__Task prompt__
Quote all of the data that follows exactly as written, skipping the images.

Raw records
§ §

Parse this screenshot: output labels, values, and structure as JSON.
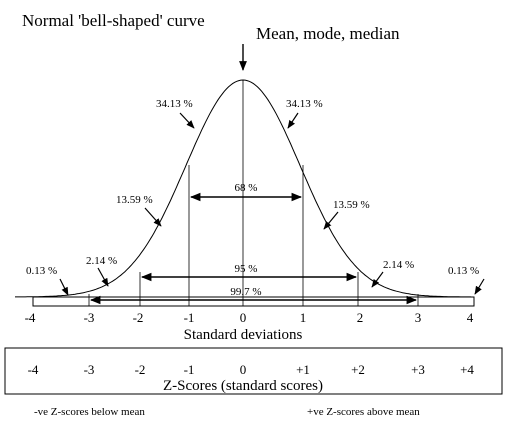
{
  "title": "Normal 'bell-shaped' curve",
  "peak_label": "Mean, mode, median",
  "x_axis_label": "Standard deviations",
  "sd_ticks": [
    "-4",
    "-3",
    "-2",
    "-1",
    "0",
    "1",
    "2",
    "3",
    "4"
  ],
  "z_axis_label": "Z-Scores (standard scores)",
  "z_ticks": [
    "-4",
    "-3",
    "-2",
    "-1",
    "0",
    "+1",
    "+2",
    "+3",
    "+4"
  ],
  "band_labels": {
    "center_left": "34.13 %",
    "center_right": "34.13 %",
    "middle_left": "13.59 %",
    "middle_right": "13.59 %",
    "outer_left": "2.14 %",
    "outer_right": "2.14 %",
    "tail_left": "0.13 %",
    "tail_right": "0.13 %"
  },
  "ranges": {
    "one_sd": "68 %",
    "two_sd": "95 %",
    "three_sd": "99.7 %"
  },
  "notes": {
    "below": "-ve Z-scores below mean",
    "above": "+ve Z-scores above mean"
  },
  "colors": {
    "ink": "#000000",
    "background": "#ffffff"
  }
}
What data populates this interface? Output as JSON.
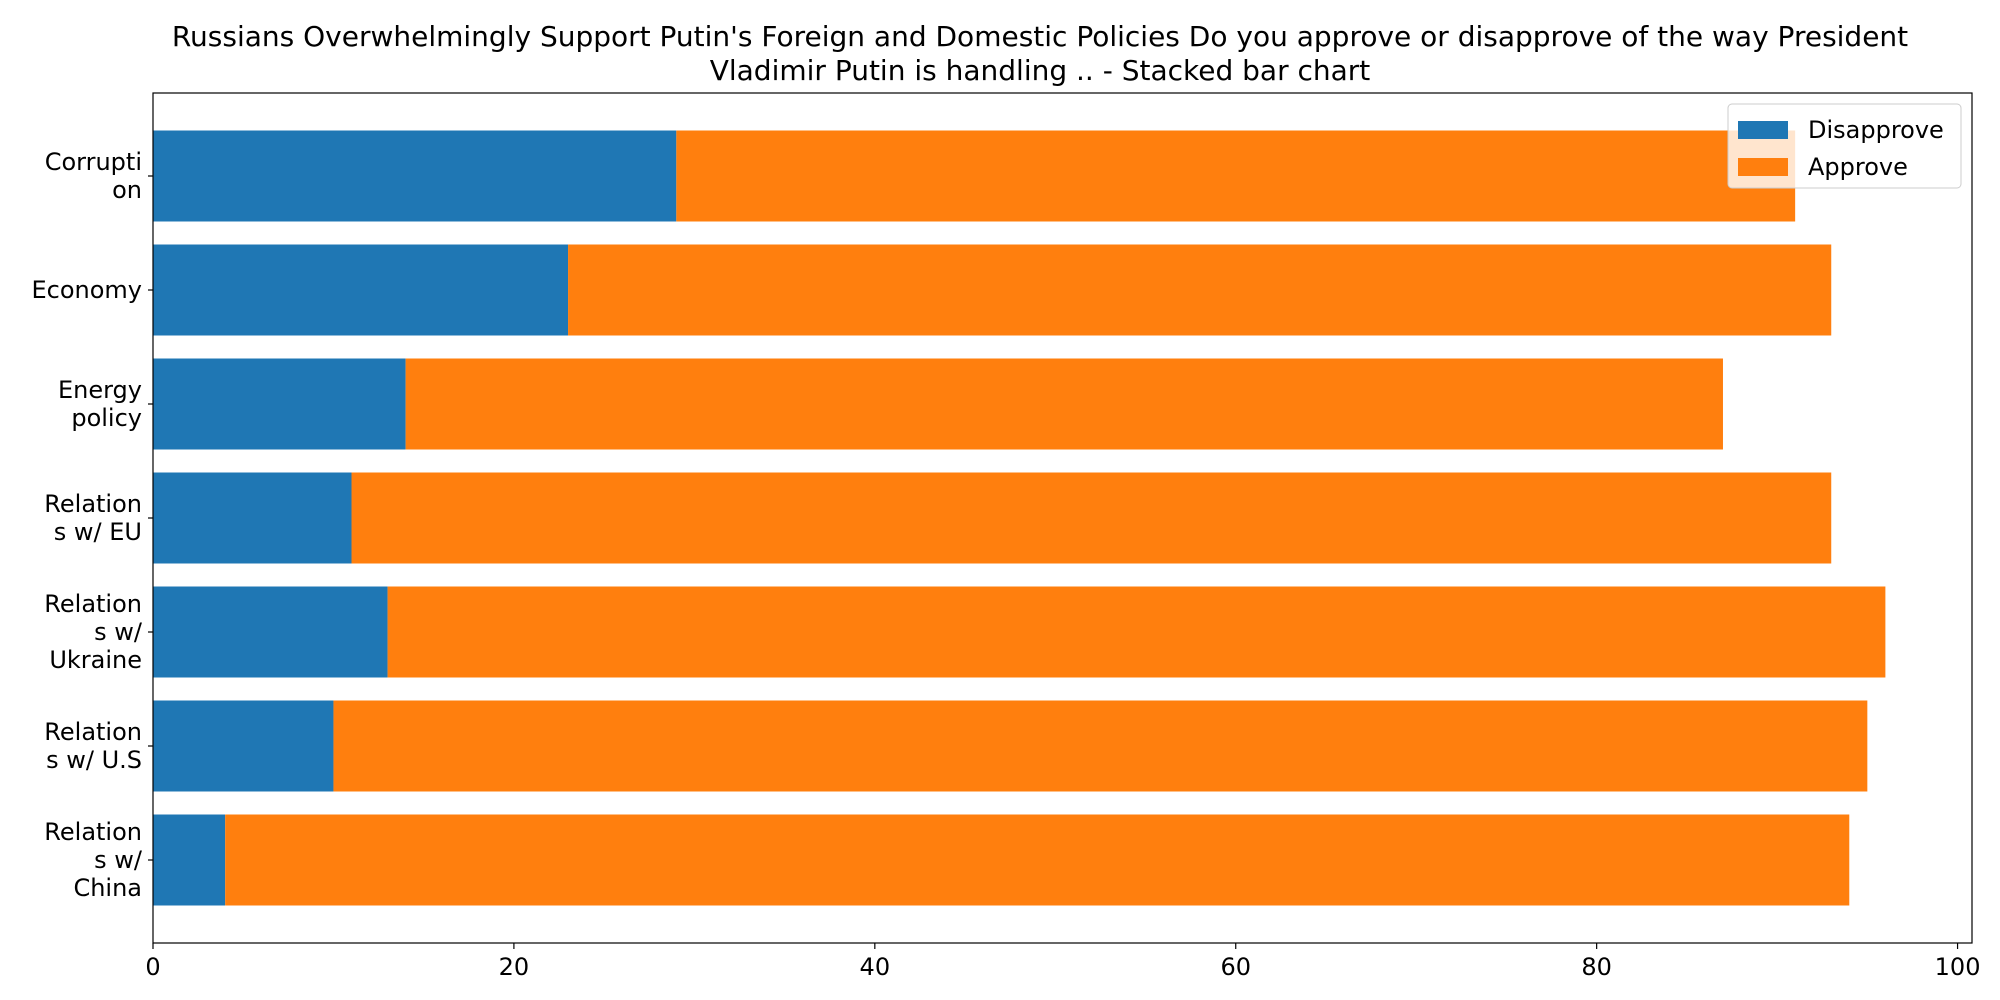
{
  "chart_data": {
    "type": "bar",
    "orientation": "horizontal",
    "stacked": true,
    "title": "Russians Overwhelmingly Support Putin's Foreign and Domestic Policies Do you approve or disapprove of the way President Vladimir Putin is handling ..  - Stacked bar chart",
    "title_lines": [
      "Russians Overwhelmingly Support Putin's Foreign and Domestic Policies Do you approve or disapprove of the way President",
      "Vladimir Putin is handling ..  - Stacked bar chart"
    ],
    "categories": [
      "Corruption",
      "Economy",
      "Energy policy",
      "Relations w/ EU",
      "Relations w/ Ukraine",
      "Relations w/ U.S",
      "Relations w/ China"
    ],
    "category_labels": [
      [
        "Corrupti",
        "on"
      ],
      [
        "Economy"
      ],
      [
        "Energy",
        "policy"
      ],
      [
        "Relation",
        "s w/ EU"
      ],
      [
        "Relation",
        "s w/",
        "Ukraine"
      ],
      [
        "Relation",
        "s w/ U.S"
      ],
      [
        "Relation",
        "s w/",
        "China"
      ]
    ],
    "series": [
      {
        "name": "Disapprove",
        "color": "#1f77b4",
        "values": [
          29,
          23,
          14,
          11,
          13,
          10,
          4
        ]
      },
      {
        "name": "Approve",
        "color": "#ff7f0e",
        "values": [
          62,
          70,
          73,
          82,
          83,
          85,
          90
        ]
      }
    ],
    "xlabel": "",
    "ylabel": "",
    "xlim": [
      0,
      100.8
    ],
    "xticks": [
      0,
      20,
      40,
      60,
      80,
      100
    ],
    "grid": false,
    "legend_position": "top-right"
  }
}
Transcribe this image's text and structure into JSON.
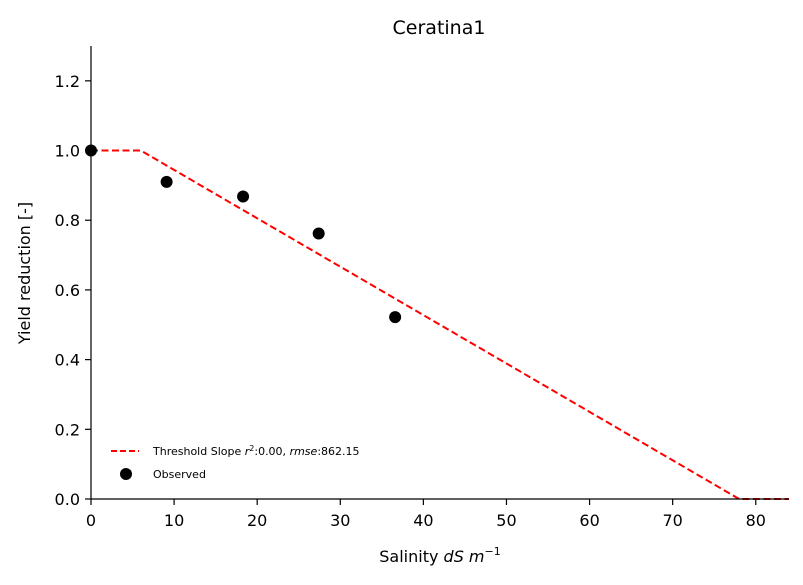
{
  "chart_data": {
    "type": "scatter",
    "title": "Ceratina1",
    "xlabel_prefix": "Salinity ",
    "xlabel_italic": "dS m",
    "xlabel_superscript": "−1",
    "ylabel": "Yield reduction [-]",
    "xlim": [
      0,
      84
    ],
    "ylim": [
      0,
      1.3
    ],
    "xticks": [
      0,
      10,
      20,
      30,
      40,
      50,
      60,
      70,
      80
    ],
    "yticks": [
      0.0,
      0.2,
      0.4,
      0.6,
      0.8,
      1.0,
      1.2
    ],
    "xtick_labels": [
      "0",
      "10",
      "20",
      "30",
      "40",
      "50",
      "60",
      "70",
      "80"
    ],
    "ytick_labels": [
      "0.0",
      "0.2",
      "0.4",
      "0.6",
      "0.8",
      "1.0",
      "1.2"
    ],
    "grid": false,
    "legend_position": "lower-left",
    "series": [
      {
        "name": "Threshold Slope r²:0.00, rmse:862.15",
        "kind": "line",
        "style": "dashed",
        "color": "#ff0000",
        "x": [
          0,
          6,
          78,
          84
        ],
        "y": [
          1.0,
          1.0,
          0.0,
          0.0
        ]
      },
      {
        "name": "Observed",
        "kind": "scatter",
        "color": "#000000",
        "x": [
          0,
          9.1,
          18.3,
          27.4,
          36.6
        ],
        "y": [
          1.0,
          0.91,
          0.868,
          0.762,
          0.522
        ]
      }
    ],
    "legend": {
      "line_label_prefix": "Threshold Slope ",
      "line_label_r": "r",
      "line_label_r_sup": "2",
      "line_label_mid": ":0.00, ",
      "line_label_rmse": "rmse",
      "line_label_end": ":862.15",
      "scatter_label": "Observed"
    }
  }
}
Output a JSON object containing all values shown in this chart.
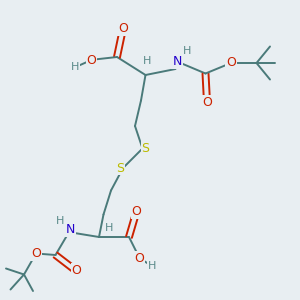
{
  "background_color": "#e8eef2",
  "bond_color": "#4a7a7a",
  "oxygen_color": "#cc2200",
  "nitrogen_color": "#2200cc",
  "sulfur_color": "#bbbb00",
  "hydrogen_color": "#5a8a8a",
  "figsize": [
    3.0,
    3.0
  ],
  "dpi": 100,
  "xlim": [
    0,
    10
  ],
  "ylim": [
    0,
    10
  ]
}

§ §

__The output__
Parse this screenshot: output labels, values, and structure as JSON.
{
  "title": "Normal 'bell-shaped' curve",
  "peak_label": "Mean, mode, median",
  "x_axis_label": "Standard deviations",
  "sd_ticks": [
    "-4",
    "-3",
    "-2",
    "-1",
    "0",
    "1",
    "2",
    "3",
    "4"
  ],
  "z_axis_label": "Z-Scores (standard scores)",
  "z_ticks": [
    "-4",
    "-3",
    "-2",
    "-1",
    "0",
    "+1",
    "+2",
    "+3",
    "+4"
  ],
  "band_labels": {
    "center_left": "34.13 %",
    "center_right": "34.13 %",
    "middle_left": "13.59 %",
    "middle_right": "13.59 %",
    "outer_left": "2.14 %",
    "outer_right": "2.14 %",
    "tail_left": "0.13 %",
    "tail_right": "0.13 %"
  },
  "ranges": {
    "one_sd": "68 %",
    "two_sd": "95 %",
    "three_sd": "99.7 %"
  },
  "notes": {
    "below": "-ve Z-scores below mean",
    "above": "+ve Z-scores above mean"
  },
  "colors": {
    "ink": "#000000",
    "background": "#ffffff"
  }
}
What data populates this interface? Output as JSON.
{
  "chart_data": {
    "type": "bar",
    "orientation": "horizontal",
    "stacked": true,
    "title": "Russians Overwhelmingly Support Putin's Foreign and Domestic Policies Do you approve or disapprove of the way President Vladimir Putin is handling ..  - Stacked bar chart",
    "title_lines": [
      "Russians Overwhelmingly Support Putin's Foreign and Domestic Policies Do you approve or disapprove of the way President",
      "Vladimir Putin is handling ..  - Stacked bar chart"
    ],
    "categories": [
      "Corruption",
      "Economy",
      "Energy policy",
      "Relations w/ EU",
      "Relations w/ Ukraine",
      "Relations w/ U.S",
      "Relations w/ China"
    ],
    "category_labels": [
      [
        "Corrupti",
        "on"
      ],
      [
        "Economy"
      ],
      [
        "Energy",
        "policy"
      ],
      [
        "Relation",
        "s w/ EU"
      ],
      [
        "Relation",
        "s w/",
        "Ukraine"
      ],
      [
        "Relation",
        "s w/ U.S"
      ],
      [
        "Relation",
        "s w/",
        "China"
      ]
    ],
    "series": [
      {
        "name": "Disapprove",
        "color": "#1f77b4",
        "values": [
          29,
          23,
          14,
          11,
          13,
          10,
          4
        ]
      },
      {
        "name": "Approve",
        "color": "#ff7f0e",
        "values": [
          62,
          70,
          73,
          82,
          83,
          85,
          90
        ]
      }
    ],
    "xlabel": "",
    "ylabel": "",
    "xlim": [
      0,
      100.8
    ],
    "xticks": [
      0,
      20,
      40,
      60,
      80,
      100
    ],
    "grid": false,
    "legend_position": "top-right"
  }
}
Transcribe this image's text and structure into JSON.
{
  "chart_data": {
    "type": "scatter",
    "title": "Ceratina1",
    "xlabel_prefix": "Salinity ",
    "xlabel_italic": "dS m",
    "xlabel_superscript": "−1",
    "ylabel": "Yield reduction [-]",
    "xlim": [
      0,
      84
    ],
    "ylim": [
      0,
      1.3
    ],
    "xticks": [
      0,
      10,
      20,
      30,
      40,
      50,
      60,
      70,
      80
    ],
    "yticks": [
      0.0,
      0.2,
      0.4,
      0.6,
      0.8,
      1.0,
      1.2
    ],
    "xtick_labels": [
      "0",
      "10",
      "20",
      "30",
      "40",
      "50",
      "60",
      "70",
      "80"
    ],
    "ytick_labels": [
      "0.0",
      "0.2",
      "0.4",
      "0.6",
      "0.8",
      "1.0",
      "1.2"
    ],
    "grid": false,
    "legend_position": "lower-left",
    "series": [
      {
        "name": "Threshold Slope r²:0.00, rmse:862.15",
        "kind": "line",
        "style": "dashed",
        "color": "#ff0000",
        "x": [
          0,
          6,
          78,
          84
        ],
        "y": [
          1.0,
          1.0,
          0.0,
          0.0
        ]
      },
      {
        "name": "Observed",
        "kind": "scatter",
        "color": "#000000",
        "x": [
          0,
          9.1,
          18.3,
          27.4,
          36.6
        ],
        "y": [
          1.0,
          0.91,
          0.868,
          0.762,
          0.522
        ]
      }
    ],
    "legend": {
      "line_label_prefix": "Threshold Slope ",
      "line_label_r": "r",
      "line_label_r_sup": "2",
      "line_label_mid": ":0.00, ",
      "line_label_rmse": "rmse",
      "line_label_end": ":862.15",
      "scatter_label": "Observed"
    }
  }
}
Output a JSON object containing all values shown in this chart.
{
  "background_color": "#e8eef2",
  "bond_color": "#4a7a7a",
  "oxygen_color": "#cc2200",
  "nitrogen_color": "#2200cc",
  "sulfur_color": "#bbbb00",
  "hydrogen_color": "#5a8a8a",
  "figsize": [
    3.0,
    3.0
  ],
  "dpi": 100,
  "xlim": [
    0,
    10
  ],
  "ylim": [
    0,
    10
  ]
}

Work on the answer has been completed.